Task:
Establish how many lines in the material include the string "意識しているが完璧にはできていない" and report it as a lone number.

Extracts from a graphics dataset
▶
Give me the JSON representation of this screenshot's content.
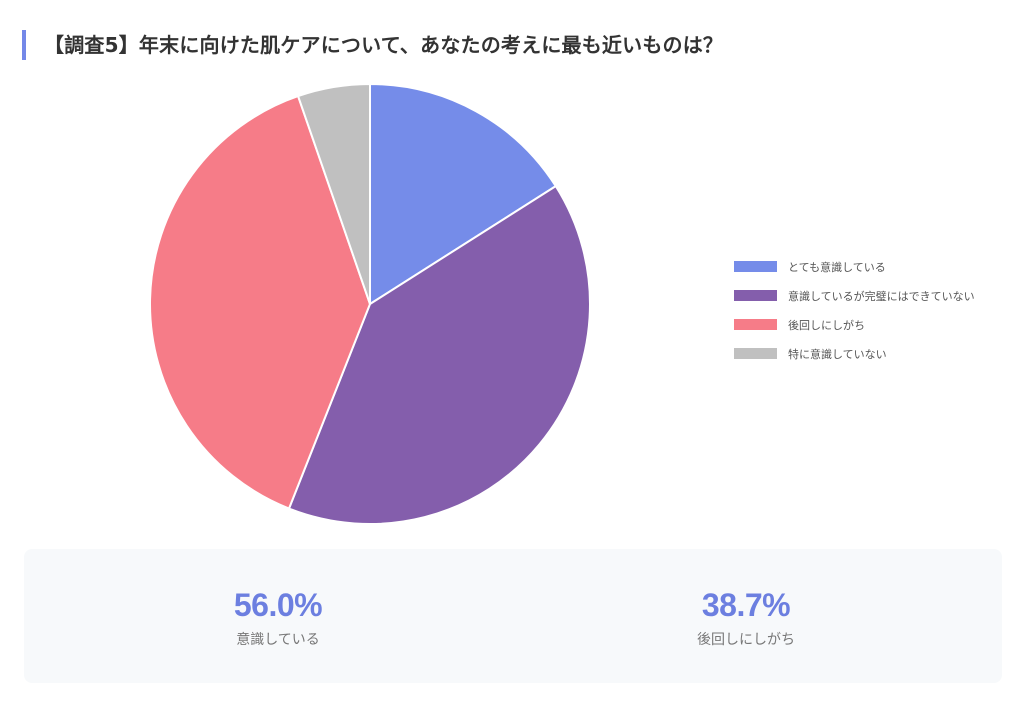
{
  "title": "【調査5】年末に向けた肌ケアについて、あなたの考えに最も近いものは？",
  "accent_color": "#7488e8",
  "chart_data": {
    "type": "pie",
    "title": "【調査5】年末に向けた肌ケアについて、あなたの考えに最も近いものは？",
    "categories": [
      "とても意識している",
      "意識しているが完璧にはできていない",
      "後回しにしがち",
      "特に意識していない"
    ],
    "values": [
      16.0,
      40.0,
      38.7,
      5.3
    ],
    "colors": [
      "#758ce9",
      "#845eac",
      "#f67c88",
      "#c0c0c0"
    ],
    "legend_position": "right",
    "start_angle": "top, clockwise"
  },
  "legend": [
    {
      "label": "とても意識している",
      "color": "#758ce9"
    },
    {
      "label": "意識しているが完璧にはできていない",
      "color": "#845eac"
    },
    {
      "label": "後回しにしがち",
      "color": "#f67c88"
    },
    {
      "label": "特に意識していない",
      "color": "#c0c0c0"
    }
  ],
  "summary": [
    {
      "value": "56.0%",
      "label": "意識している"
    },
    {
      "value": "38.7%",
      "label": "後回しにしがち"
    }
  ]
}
◀
▶
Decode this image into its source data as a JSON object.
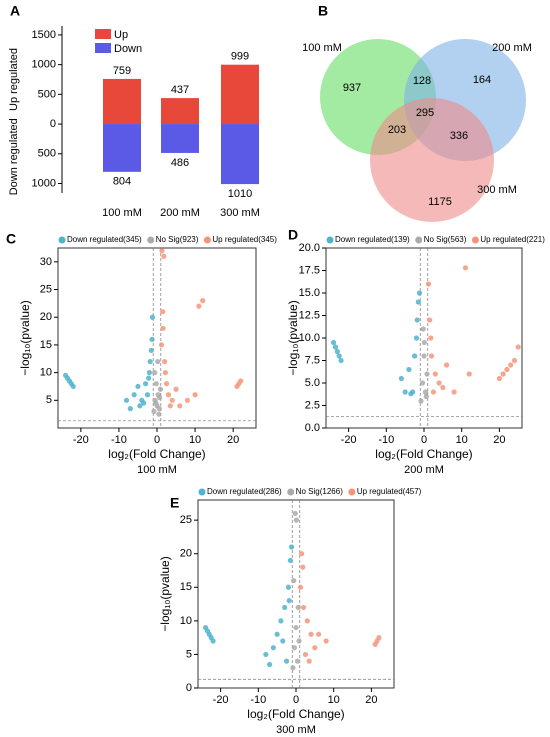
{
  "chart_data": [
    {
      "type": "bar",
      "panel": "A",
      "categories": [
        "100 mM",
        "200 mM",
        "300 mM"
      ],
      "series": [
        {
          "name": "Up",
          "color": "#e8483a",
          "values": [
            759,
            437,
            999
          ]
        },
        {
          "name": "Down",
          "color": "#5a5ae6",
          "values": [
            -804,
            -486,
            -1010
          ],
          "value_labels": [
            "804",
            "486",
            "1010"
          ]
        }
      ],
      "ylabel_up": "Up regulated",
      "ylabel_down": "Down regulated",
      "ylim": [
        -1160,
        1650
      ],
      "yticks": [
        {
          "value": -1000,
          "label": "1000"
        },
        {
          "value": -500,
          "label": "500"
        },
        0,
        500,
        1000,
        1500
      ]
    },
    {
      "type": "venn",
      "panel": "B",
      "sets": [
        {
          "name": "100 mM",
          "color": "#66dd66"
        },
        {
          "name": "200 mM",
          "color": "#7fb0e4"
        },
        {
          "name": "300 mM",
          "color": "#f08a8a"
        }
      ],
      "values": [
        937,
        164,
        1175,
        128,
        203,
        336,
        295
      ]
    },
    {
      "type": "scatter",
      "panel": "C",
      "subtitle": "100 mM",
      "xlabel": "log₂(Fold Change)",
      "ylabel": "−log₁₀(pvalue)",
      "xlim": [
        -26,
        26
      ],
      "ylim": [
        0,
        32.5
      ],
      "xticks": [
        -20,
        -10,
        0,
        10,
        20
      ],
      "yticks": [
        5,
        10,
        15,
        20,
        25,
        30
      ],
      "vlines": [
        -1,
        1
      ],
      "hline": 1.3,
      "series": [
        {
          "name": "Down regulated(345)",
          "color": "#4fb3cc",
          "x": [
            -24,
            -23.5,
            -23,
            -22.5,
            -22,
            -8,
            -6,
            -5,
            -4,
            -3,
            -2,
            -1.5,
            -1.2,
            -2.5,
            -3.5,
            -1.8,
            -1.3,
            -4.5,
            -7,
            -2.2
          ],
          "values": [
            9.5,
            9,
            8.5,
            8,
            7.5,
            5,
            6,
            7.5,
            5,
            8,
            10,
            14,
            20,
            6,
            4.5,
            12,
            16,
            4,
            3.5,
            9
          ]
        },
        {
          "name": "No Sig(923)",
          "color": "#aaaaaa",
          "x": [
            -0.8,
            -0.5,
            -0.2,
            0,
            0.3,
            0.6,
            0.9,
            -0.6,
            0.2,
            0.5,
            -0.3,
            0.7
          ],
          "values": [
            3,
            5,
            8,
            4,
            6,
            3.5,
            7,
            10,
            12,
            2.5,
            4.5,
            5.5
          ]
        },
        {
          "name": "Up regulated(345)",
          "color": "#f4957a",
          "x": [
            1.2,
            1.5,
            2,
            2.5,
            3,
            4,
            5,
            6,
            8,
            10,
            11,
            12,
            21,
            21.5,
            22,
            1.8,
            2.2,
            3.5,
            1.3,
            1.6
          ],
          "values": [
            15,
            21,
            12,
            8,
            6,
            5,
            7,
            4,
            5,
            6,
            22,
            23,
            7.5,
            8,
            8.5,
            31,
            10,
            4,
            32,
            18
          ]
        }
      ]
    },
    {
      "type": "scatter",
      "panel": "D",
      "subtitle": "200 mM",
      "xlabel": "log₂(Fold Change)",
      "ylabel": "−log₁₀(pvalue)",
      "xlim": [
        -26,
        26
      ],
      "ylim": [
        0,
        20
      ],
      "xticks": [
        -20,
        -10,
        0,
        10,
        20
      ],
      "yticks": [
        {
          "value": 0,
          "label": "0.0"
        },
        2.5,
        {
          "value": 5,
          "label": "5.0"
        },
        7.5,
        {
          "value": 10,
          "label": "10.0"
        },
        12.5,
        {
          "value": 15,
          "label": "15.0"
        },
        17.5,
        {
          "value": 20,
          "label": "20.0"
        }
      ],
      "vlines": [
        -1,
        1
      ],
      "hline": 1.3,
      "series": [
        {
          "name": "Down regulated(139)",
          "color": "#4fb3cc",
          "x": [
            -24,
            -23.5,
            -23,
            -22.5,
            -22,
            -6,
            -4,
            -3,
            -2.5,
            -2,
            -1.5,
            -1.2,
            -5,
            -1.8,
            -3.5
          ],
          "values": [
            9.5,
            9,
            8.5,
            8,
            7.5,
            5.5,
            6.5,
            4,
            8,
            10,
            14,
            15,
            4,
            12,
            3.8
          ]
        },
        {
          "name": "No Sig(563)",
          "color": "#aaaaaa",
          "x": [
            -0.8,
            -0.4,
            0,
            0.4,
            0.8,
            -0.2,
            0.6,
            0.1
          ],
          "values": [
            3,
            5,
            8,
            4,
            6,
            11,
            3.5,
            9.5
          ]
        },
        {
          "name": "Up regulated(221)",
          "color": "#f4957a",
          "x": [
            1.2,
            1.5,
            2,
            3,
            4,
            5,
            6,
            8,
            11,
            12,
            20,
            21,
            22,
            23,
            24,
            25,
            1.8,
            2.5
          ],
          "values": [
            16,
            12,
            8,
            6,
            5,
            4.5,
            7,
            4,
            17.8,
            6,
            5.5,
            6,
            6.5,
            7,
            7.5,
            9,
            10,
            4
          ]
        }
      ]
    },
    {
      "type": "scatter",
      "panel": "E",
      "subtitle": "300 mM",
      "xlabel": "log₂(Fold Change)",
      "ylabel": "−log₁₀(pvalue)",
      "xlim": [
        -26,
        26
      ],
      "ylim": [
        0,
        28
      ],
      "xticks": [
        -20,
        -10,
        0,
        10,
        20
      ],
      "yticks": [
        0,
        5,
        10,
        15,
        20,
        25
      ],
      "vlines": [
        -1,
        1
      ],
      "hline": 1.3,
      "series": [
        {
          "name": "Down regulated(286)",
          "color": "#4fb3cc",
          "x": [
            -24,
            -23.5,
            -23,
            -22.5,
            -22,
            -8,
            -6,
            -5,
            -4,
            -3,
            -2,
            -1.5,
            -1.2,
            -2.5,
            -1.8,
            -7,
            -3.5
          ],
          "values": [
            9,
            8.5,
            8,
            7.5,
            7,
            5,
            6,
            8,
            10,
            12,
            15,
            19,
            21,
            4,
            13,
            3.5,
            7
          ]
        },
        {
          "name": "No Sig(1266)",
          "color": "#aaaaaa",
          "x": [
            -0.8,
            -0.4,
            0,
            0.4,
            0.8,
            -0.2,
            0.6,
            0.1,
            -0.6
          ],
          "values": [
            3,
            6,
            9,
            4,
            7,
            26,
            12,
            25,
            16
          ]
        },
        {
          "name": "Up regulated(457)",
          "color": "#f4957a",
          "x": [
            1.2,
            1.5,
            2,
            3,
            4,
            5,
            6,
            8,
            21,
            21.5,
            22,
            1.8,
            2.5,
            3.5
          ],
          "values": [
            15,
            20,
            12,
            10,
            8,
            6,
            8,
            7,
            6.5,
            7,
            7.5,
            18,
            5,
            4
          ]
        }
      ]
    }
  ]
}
◀
Solution to the problem:
2